[Element and box listings]
>> begin

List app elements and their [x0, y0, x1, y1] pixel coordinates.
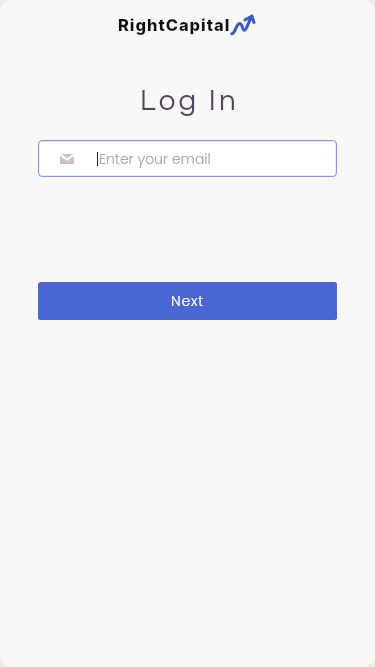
staticText: Log In [2, 86, 375, 116]
other: Email [60, 154, 74, 164]
staticText: RightCapital [118, 15, 231, 35]
button[interactable]: Next [38, 282, 337, 320]
button[interactable]: Email [38, 140, 337, 177]
staticText: Next [171, 291, 204, 311]
staticText: Enter your email [99, 149, 211, 169]
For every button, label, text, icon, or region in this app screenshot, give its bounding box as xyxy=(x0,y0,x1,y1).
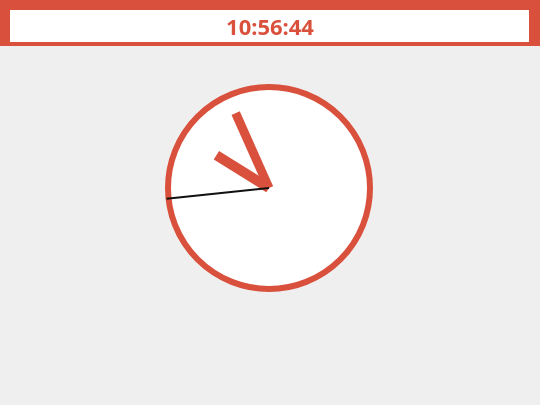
button[interactable]: Analog clock showing 10:56:44 xyxy=(165,84,373,292)
button[interactable]: 10:56:44 xyxy=(0,0,540,46)
staticText: 10:56:44 xyxy=(226,11,314,41)
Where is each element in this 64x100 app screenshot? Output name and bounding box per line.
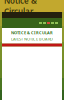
staticText: NOTICE & CIRCULAR: [11, 30, 53, 35]
staticText: LATEST NOTICE BOARD: [11, 36, 53, 42]
staticText: Notice & Circular: [4, 0, 37, 17]
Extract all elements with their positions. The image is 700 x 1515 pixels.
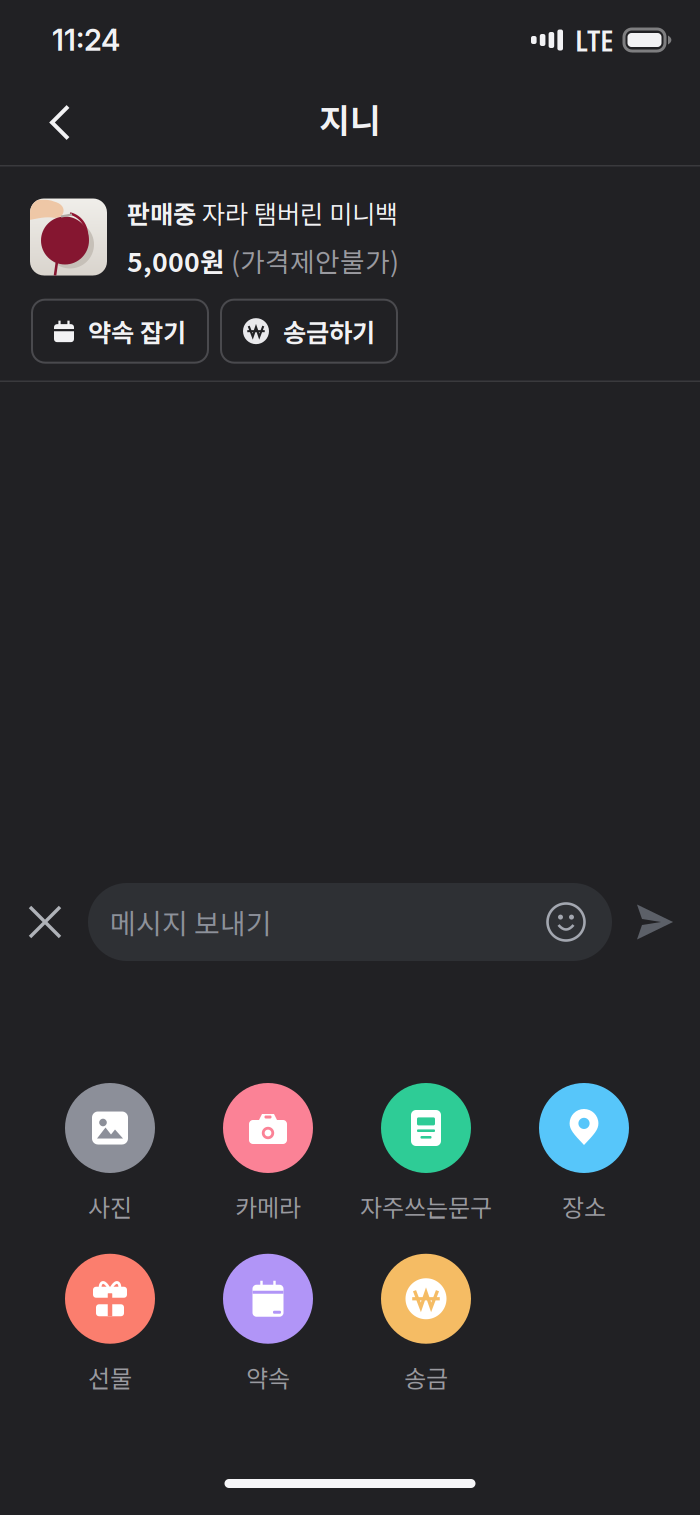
button[interactable]: 송금하기 [221, 300, 397, 363]
staticText: 5,000원 [127, 241, 225, 280]
button[interactable]: Close [16, 893, 74, 951]
staticText: 카메라 [235, 1189, 301, 1224]
button[interactable]: 약속 [189, 1254, 347, 1395]
button[interactable]: Emoji [538, 894, 594, 950]
staticText: 사진 [88, 1189, 132, 1224]
staticText: 장소 [562, 1189, 606, 1224]
button[interactable]: Back [29, 92, 91, 154]
staticText: 약속 [246, 1360, 290, 1395]
staticText: 송금 [404, 1360, 448, 1395]
button[interactable]: 장소 [505, 1083, 663, 1224]
button[interactable]: 자주쓰는문구 [347, 1083, 505, 1224]
button[interactable]: 선물 [31, 1254, 189, 1395]
staticText: 송금하기 [283, 313, 375, 350]
staticText: LTE [575, 20, 614, 60]
button[interactable]: Send [624, 891, 686, 953]
button[interactable]: 약속 잡기 [32, 300, 208, 363]
staticText: 선물 [88, 1360, 132, 1395]
staticText: (가격제안불가) [225, 241, 399, 280]
staticText: 메시지 보내기 [110, 902, 272, 942]
button[interactable]: 사진 [31, 1083, 189, 1224]
staticText: 11:24 [52, 22, 120, 58]
staticText: 자주쓰는문구 [360, 1189, 492, 1224]
button[interactable]: 카메라 [189, 1083, 347, 1224]
staticText: 약속 잡기 [88, 313, 186, 350]
staticText: 지니 [319, 94, 381, 143]
staticText: 자라 탬버린 미니백 [196, 194, 398, 231]
staticText: 판매중 [127, 194, 196, 231]
button[interactable]: 송금 [347, 1254, 505, 1395]
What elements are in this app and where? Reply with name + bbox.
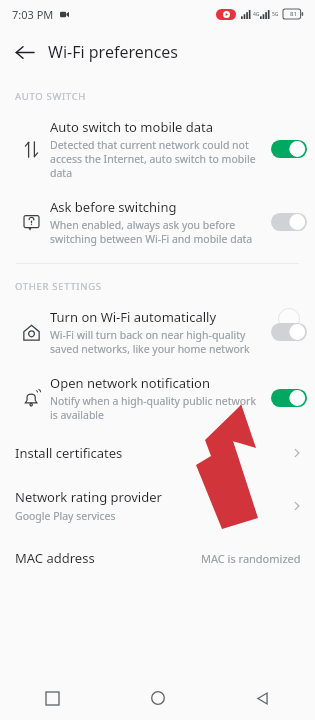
button[interactable]: Auto switch to mobile data xyxy=(0,109,315,189)
button[interactable]: Home xyxy=(105,676,210,720)
button[interactable]: Toggle off xyxy=(271,321,307,343)
button[interactable]: Network rating provider xyxy=(0,475,315,536)
button[interactable]: Install certificates xyxy=(0,431,315,475)
staticText: AUTO SWITCH xyxy=(15,90,87,103)
staticText: Network rating provider xyxy=(15,488,162,506)
button[interactable]: Back xyxy=(0,28,48,76)
button[interactable]: Back xyxy=(210,676,315,720)
button[interactable]: Toggle on xyxy=(271,138,307,160)
button[interactable]: Toggle on xyxy=(271,387,307,409)
staticText: MAC is randomized xyxy=(201,551,301,566)
button[interactable]: Turn on Wi-Fi automatically xyxy=(0,299,315,365)
staticText: Ask before switching xyxy=(50,198,177,216)
staticText: When enabled, always ask you before swit… xyxy=(50,218,265,246)
staticText: 81 xyxy=(290,10,297,18)
staticText: 4G xyxy=(253,11,260,18)
staticText: OTHER SETTINGS xyxy=(15,280,102,293)
staticText: MAC address xyxy=(15,549,95,567)
button[interactable]: Toggle off xyxy=(271,211,307,233)
staticText: Turn on Wi-Fi automatically xyxy=(50,308,217,326)
button[interactable]: Open network notification xyxy=(0,365,315,431)
staticText: Open network notification xyxy=(50,374,210,392)
button[interactable]: Ask before switching xyxy=(0,189,315,255)
staticText: Detected that current network could not … xyxy=(50,138,265,180)
staticText: 7:03 PM xyxy=(12,7,54,22)
button[interactable]: MAC address xyxy=(0,536,315,580)
button[interactable]: Recent apps xyxy=(0,676,105,720)
staticText: Notify when a high-quality public networ… xyxy=(50,394,265,422)
staticText: Google Play services xyxy=(15,509,116,523)
staticText: 5G xyxy=(272,11,279,18)
staticText: Auto switch to mobile data xyxy=(50,118,214,136)
staticText: Wi-Fi will turn back on near high-qualit… xyxy=(50,328,265,356)
staticText: Wi-Fi preferences xyxy=(48,41,179,63)
staticText: Install certificates xyxy=(15,444,123,462)
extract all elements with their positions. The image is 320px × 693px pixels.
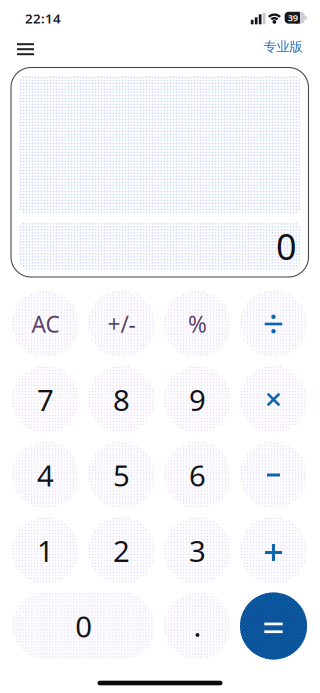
staticText: 2 — [113, 531, 130, 570]
staticText: 39 — [288, 12, 298, 24]
staticText: 22:14 — [25, 9, 61, 27]
staticText: 0 — [276, 222, 297, 270]
staticText: % — [188, 309, 207, 339]
button[interactable]: 3 — [0, 0, 320, 693]
button[interactable]: 2 — [0, 0, 320, 693]
staticText: 8 — [113, 380, 130, 419]
staticText: 7 — [37, 380, 54, 419]
button[interactable]: Decimal point — [0, 0, 320, 693]
staticText: 5 — [113, 456, 130, 494]
button[interactable]: 1 — [0, 0, 320, 693]
button[interactable]: 0 — [0, 0, 320, 693]
button[interactable]: Divide — [0, 0, 320, 693]
button[interactable]: Menu — [0, 0, 320, 693]
button[interactable]: Multiply — [0, 0, 320, 693]
staticText: 6 — [189, 456, 206, 494]
button[interactable]: AC — [0, 0, 320, 693]
button[interactable]: 7 — [0, 0, 320, 693]
button[interactable]: 5 — [0, 0, 320, 693]
button[interactable]: Add — [0, 0, 320, 693]
button[interactable]: 6 — [0, 0, 320, 693]
staticText: +/- — [108, 309, 136, 339]
button[interactable]: % — [0, 0, 320, 693]
staticText: 专业版 — [264, 39, 302, 55]
button[interactable]: Equals — [0, 0, 320, 693]
staticText: 3 — [189, 531, 206, 570]
button[interactable]: 8 — [0, 0, 320, 693]
button[interactable]: 4 — [0, 0, 320, 693]
button[interactable]: 9 — [0, 0, 320, 693]
button[interactable]: 专业版 — [0, 0, 320, 693]
button[interactable]: Subtract — [0, 0, 320, 693]
staticText: AC — [32, 309, 60, 339]
button[interactable]: +/- — [0, 0, 320, 693]
staticText: 9 — [189, 380, 206, 419]
staticText: 4 — [37, 456, 54, 494]
staticText: 0 — [75, 606, 92, 646]
staticText: 1 — [37, 531, 54, 570]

>> end

▸ Prompt: Rewrite all of the records above with each occurrence of "staticText" changed to "textLabel", leaving everything else unchanged and omitting the pictures.

▸ Response to this exercise:
List app elements and their [x0, y0, x1, y1] pixel coordinates.
textLabel: Log In [2, 86, 375, 116]
other: Email [60, 154, 74, 164]
textLabel: RightCapital [118, 15, 231, 35]
button[interactable]: Next [38, 282, 337, 320]
button[interactable]: Email [38, 140, 337, 177]
textLabel: Next [171, 291, 204, 311]
textLabel: Enter your email [99, 149, 211, 169]
For every button, label, text, icon, or region in this app screenshot, give its bounding box as xyxy=(x0,y0,x1,y1).
button[interactable]: Analog clock showing 10:56:44 xyxy=(165,84,373,292)
button[interactable]: 10:56:44 xyxy=(0,0,540,46)
textLabel: 10:56:44 xyxy=(226,11,314,41)
Where is each element in this 64x100 app screenshot? Output name and bounding box per line.
textLabel: NOTICE & CIRCULAR: [11, 30, 53, 35]
textLabel: LATEST NOTICE BOARD: [11, 36, 53, 42]
textLabel: Notice & Circular: [4, 0, 37, 17]
Extract all elements with their positions. The image is 700 x 1515 pixels.
button[interactable]: 송금하기 [221, 300, 397, 363]
textLabel: 5,000원 [127, 241, 225, 280]
button[interactable]: Close [16, 893, 74, 951]
textLabel: 카메라 [235, 1189, 301, 1224]
button[interactable]: 약속 [189, 1254, 347, 1395]
button[interactable]: Emoji [538, 894, 594, 950]
textLabel: 사진 [88, 1189, 132, 1224]
textLabel: 장소 [562, 1189, 606, 1224]
button[interactable]: Back [29, 92, 91, 154]
textLabel: 약속 [246, 1360, 290, 1395]
textLabel: 송금 [404, 1360, 448, 1395]
button[interactable]: 장소 [505, 1083, 663, 1224]
button[interactable]: 자주쓰는문구 [347, 1083, 505, 1224]
button[interactable]: 선물 [31, 1254, 189, 1395]
textLabel: 송금하기 [283, 313, 375, 350]
textLabel: LTE [575, 20, 614, 60]
button[interactable]: Send [624, 891, 686, 953]
button[interactable]: 약속 잡기 [32, 300, 208, 363]
textLabel: 선물 [88, 1360, 132, 1395]
textLabel: (가격제안불가) [225, 241, 399, 280]
textLabel: 메시지 보내기 [110, 902, 272, 942]
button[interactable]: 사진 [31, 1083, 189, 1224]
textLabel: 11:24 [52, 22, 120, 58]
textLabel: 자주쓰는문구 [360, 1189, 492, 1224]
button[interactable]: 카메라 [189, 1083, 347, 1224]
textLabel: 약속 잡기 [88, 313, 186, 350]
textLabel: 지니 [319, 94, 381, 143]
textLabel: 자라 탬버린 미니백 [196, 194, 398, 231]
textLabel: 판매중 [127, 194, 196, 231]
button[interactable]: 송금 [347, 1254, 505, 1395]
What elements are in this app and where? Reply with name + bbox.
button[interactable]: Auto switch to mobile data xyxy=(0,109,315,189)
button[interactable]: Home xyxy=(105,676,210,720)
button[interactable]: Toggle off xyxy=(271,321,307,343)
button[interactable]: Network rating provider xyxy=(0,475,315,536)
button[interactable]: Install certificates xyxy=(0,431,315,475)
textLabel: AUTO SWITCH xyxy=(15,90,87,103)
textLabel: Network rating provider xyxy=(15,488,162,506)
button[interactable]: Back xyxy=(0,28,48,76)
button[interactable]: Back xyxy=(210,676,315,720)
button[interactable]: Toggle on xyxy=(271,138,307,160)
button[interactable]: Toggle on xyxy=(271,387,307,409)
textLabel: MAC is randomized xyxy=(201,551,301,566)
button[interactable]: Turn on Wi-Fi automatically xyxy=(0,299,315,365)
textLabel: Ask before switching xyxy=(50,198,177,216)
textLabel: When enabled, always ask you before swit… xyxy=(50,218,265,246)
textLabel: 81 xyxy=(290,10,297,18)
textLabel: 4G xyxy=(253,11,260,18)
textLabel: OTHER SETTINGS xyxy=(15,280,102,293)
textLabel: MAC address xyxy=(15,549,95,567)
button[interactable]: Toggle off xyxy=(271,211,307,233)
textLabel: Turn on Wi-Fi automatically xyxy=(50,308,217,326)
button[interactable]: Open network notification xyxy=(0,365,315,431)
textLabel: Open network notification xyxy=(50,374,210,392)
button[interactable]: Ask before switching xyxy=(0,189,315,255)
textLabel: Detected that current network could not … xyxy=(50,138,265,180)
textLabel: 7:03 PM xyxy=(12,7,54,22)
button[interactable]: MAC address xyxy=(0,536,315,580)
button[interactable]: Recent apps xyxy=(0,676,105,720)
textLabel: Notify when a high-quality public networ… xyxy=(50,394,265,422)
textLabel: Google Play services xyxy=(15,509,116,523)
textLabel: 5G xyxy=(272,11,279,18)
textLabel: Auto switch to mobile data xyxy=(50,118,214,136)
textLabel: Wi-Fi will turn back on near high-qualit… xyxy=(50,328,265,356)
textLabel: Wi-Fi preferences xyxy=(48,41,179,63)
textLabel: Install certificates xyxy=(15,444,123,462)
extract all elements with their positions. The image is 320px × 693px pixels.
textLabel: 2 — [113, 531, 130, 570]
textLabel: 39 — [288, 12, 298, 24]
textLabel: 22:14 — [25, 9, 61, 27]
textLabel: 0 — [276, 222, 297, 270]
textLabel: % — [188, 309, 207, 339]
button[interactable]: 3 — [0, 0, 320, 693]
button[interactable]: 2 — [0, 0, 320, 693]
textLabel: 8 — [113, 380, 130, 419]
textLabel: 7 — [37, 380, 54, 419]
button[interactable]: Decimal point — [0, 0, 320, 693]
textLabel: 5 — [113, 456, 130, 494]
button[interactable]: 1 — [0, 0, 320, 693]
button[interactable]: 0 — [0, 0, 320, 693]
button[interactable]: Divide — [0, 0, 320, 693]
button[interactable]: Menu — [0, 0, 320, 693]
button[interactable]: Multiply — [0, 0, 320, 693]
textLabel: 6 — [189, 456, 206, 494]
button[interactable]: AC — [0, 0, 320, 693]
button[interactable]: 7 — [0, 0, 320, 693]
button[interactable]: 5 — [0, 0, 320, 693]
button[interactable]: Add — [0, 0, 320, 693]
button[interactable]: 6 — [0, 0, 320, 693]
textLabel: +/- — [108, 309, 136, 339]
button[interactable]: % — [0, 0, 320, 693]
textLabel: 专业版 — [264, 39, 302, 55]
button[interactable]: Equals — [0, 0, 320, 693]
textLabel: 3 — [189, 531, 206, 570]
button[interactable]: 8 — [0, 0, 320, 693]
button[interactable]: 4 — [0, 0, 320, 693]
button[interactable]: 9 — [0, 0, 320, 693]
button[interactable]: 专业版 — [0, 0, 320, 693]
button[interactable]: Subtract — [0, 0, 320, 693]
textLabel: AC — [32, 309, 60, 339]
button[interactable]: +/- — [0, 0, 320, 693]
textLabel: 9 — [189, 380, 206, 419]
textLabel: 4 — [37, 456, 54, 494]
textLabel: 0 — [75, 606, 92, 646]
textLabel: 1 — [37, 531, 54, 570]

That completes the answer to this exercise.